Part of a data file
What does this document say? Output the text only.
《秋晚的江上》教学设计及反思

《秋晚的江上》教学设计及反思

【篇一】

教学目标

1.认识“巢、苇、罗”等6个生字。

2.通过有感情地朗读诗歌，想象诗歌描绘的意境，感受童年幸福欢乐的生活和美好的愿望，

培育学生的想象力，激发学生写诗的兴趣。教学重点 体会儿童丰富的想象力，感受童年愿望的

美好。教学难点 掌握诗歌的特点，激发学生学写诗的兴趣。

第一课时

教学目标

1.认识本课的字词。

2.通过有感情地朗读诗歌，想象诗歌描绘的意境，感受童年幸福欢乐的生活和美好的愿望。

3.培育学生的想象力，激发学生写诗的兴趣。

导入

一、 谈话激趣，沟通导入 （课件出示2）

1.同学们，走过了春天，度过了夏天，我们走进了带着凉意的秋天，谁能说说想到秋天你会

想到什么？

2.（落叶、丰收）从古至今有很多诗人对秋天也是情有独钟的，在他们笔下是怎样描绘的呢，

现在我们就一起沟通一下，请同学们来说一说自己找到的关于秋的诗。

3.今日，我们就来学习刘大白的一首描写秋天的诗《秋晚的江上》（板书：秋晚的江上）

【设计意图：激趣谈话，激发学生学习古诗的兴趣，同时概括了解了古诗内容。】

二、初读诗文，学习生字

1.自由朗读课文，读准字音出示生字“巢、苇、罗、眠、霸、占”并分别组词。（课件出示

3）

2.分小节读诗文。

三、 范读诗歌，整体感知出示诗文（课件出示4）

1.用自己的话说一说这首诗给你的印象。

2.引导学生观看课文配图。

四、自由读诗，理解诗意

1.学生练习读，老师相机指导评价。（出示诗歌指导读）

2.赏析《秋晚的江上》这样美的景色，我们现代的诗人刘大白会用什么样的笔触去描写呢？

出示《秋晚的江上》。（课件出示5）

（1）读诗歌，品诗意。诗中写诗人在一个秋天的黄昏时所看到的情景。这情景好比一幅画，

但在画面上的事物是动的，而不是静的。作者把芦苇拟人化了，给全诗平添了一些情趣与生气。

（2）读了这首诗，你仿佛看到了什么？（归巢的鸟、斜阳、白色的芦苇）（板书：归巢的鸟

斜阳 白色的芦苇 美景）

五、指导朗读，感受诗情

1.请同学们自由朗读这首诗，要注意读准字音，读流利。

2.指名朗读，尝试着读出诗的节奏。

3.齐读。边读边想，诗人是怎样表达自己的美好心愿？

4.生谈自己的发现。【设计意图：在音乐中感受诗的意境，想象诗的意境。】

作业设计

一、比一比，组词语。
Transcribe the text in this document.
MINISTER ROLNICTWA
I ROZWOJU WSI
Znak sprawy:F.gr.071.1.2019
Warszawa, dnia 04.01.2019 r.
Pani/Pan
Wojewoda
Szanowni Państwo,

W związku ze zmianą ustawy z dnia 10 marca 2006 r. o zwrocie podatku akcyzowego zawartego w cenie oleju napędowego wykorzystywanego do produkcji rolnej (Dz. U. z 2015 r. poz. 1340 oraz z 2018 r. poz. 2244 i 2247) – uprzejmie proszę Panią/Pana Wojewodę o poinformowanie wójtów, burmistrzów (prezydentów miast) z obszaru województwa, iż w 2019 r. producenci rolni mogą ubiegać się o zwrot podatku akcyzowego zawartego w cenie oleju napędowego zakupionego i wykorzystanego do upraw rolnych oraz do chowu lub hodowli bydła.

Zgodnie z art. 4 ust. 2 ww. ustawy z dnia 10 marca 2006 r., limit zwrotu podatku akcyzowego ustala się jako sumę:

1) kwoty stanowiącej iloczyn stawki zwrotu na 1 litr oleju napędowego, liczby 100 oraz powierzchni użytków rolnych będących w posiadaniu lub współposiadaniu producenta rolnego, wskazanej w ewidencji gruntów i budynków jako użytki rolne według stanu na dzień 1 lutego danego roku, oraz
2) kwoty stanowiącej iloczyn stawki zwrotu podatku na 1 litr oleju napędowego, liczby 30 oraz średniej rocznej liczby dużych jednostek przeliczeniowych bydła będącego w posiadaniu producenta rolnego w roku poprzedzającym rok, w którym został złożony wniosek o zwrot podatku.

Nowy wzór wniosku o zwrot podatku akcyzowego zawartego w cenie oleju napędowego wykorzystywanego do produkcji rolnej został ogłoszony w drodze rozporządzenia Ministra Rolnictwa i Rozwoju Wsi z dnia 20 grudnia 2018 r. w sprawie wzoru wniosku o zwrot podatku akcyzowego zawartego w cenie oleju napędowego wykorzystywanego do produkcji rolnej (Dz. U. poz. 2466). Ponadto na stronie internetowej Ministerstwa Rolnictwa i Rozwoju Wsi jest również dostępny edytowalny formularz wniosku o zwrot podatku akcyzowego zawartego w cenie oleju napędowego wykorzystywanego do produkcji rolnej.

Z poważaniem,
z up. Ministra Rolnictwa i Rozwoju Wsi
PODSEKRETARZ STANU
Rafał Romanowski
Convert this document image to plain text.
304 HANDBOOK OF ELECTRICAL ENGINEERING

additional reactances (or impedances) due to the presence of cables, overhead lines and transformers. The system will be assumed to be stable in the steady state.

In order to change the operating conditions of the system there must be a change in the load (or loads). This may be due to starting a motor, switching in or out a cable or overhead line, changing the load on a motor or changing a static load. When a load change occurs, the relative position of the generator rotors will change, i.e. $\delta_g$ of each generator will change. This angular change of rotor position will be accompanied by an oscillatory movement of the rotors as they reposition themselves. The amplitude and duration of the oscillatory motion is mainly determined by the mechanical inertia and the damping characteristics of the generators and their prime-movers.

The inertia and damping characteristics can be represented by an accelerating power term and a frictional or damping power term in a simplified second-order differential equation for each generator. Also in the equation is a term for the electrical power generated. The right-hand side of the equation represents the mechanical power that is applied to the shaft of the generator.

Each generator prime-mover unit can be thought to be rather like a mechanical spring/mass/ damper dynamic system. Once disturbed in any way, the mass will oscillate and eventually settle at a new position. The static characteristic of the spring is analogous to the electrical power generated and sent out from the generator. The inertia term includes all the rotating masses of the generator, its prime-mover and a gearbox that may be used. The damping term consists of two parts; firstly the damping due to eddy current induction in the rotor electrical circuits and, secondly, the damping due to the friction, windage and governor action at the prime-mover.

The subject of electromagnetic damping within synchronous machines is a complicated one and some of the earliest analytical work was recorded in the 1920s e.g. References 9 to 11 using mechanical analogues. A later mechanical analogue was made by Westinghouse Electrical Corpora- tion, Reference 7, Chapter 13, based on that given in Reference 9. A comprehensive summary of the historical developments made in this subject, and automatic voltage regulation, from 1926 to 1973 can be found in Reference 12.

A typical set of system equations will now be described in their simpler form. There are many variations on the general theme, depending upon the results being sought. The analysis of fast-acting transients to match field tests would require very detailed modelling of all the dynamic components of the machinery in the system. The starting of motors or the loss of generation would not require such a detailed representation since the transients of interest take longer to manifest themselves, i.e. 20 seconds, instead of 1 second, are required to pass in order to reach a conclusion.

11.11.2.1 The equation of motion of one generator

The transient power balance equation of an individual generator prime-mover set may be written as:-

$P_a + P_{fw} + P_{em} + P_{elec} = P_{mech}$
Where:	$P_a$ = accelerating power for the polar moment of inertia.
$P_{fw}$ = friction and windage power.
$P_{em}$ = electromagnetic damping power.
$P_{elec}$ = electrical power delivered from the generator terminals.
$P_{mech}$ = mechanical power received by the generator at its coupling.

_Aim:_
Which lines in the data above contain "通过有感情地朗读诗歌"? Show each one.

_Result:_
2.通过有感情地朗读诗歌，想象诗歌描绘的意境，感受童年幸福欢乐的生活和美好的愿望，
2.通过有感情地朗读诗歌，想象诗歌描绘的意境，感受童年幸福欢乐的生活和美好的愿望。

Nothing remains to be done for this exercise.